--- Begin Provided entries ---

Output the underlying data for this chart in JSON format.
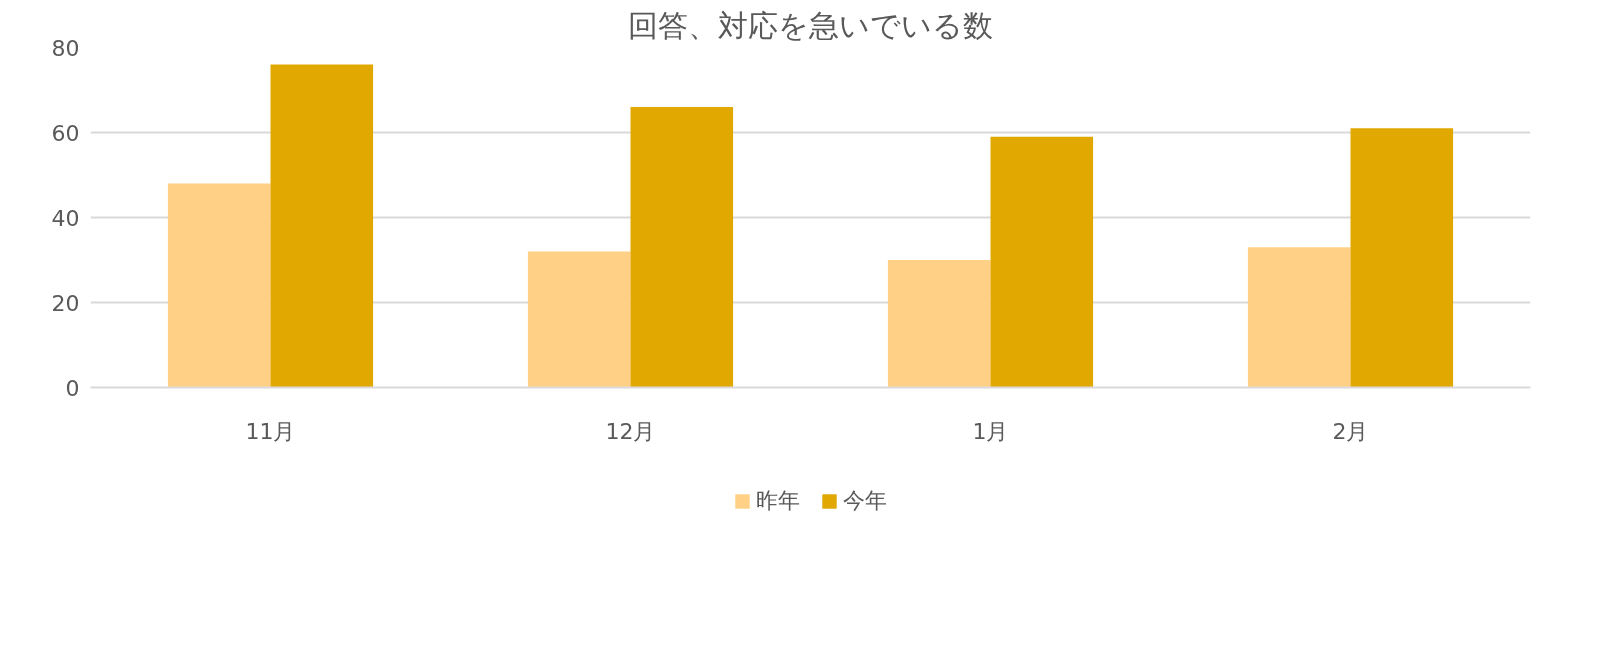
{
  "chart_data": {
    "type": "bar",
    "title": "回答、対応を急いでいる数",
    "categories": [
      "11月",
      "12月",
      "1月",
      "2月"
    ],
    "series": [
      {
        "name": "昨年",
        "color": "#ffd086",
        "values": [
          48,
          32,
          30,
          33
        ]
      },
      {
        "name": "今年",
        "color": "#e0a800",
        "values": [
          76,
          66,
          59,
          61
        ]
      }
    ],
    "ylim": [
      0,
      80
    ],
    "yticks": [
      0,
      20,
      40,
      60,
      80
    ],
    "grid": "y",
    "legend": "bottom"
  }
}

--- End Provided entries ---
--- Begin Provided entries ---

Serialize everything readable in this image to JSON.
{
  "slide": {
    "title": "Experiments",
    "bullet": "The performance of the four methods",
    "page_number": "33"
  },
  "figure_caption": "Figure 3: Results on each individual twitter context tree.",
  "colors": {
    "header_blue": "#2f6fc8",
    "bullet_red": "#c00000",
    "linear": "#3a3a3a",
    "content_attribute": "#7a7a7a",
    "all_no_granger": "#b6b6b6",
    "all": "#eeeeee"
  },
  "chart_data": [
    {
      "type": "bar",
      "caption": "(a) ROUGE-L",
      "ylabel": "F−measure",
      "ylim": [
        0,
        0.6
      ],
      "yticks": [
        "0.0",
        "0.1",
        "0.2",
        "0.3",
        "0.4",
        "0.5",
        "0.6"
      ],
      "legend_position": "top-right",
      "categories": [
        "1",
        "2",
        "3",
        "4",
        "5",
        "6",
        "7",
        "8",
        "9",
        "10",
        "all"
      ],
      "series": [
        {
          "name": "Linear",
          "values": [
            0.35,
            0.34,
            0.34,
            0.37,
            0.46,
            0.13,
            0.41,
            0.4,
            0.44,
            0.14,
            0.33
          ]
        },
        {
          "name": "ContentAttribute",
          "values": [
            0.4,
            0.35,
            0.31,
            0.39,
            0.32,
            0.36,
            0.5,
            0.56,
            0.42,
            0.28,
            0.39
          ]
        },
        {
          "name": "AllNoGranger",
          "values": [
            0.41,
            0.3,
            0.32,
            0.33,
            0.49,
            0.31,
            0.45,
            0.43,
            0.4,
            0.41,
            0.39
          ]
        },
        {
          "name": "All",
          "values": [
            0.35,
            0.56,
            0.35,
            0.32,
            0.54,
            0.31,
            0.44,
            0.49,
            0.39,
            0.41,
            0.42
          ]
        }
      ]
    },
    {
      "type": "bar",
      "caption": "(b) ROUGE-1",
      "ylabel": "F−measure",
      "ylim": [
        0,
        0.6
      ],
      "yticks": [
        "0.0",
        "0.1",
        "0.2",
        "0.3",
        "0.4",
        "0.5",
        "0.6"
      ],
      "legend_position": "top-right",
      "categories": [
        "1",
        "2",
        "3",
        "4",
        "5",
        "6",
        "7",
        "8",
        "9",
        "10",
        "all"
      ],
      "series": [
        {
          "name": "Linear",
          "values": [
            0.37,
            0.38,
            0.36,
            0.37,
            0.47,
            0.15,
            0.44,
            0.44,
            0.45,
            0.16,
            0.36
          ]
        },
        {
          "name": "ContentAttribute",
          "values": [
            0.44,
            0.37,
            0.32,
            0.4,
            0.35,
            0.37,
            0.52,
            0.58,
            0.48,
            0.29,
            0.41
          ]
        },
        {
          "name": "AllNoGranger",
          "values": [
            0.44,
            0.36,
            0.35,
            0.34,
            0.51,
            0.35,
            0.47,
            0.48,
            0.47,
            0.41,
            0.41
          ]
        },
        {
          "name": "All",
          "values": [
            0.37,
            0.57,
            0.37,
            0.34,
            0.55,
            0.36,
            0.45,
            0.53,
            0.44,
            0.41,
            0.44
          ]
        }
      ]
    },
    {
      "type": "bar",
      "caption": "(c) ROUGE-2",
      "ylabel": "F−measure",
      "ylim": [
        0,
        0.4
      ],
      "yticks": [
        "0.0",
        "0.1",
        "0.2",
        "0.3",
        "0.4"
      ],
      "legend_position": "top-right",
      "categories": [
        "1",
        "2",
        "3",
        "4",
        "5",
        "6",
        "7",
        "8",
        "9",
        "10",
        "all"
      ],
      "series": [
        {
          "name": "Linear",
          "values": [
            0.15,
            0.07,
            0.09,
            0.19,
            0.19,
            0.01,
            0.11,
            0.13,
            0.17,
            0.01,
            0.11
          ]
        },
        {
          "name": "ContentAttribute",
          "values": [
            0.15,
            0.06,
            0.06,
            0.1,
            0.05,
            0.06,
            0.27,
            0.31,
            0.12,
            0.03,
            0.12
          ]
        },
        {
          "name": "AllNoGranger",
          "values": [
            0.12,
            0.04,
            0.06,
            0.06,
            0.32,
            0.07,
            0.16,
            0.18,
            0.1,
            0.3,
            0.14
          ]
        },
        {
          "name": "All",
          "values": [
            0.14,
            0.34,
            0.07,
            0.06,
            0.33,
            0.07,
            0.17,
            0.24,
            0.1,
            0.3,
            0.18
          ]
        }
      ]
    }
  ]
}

--- End Provided entries ---

Exercise brief:
Report how many lines in the listing include the word "ROUGE". Give nothing but the count.

Exercise solution:
3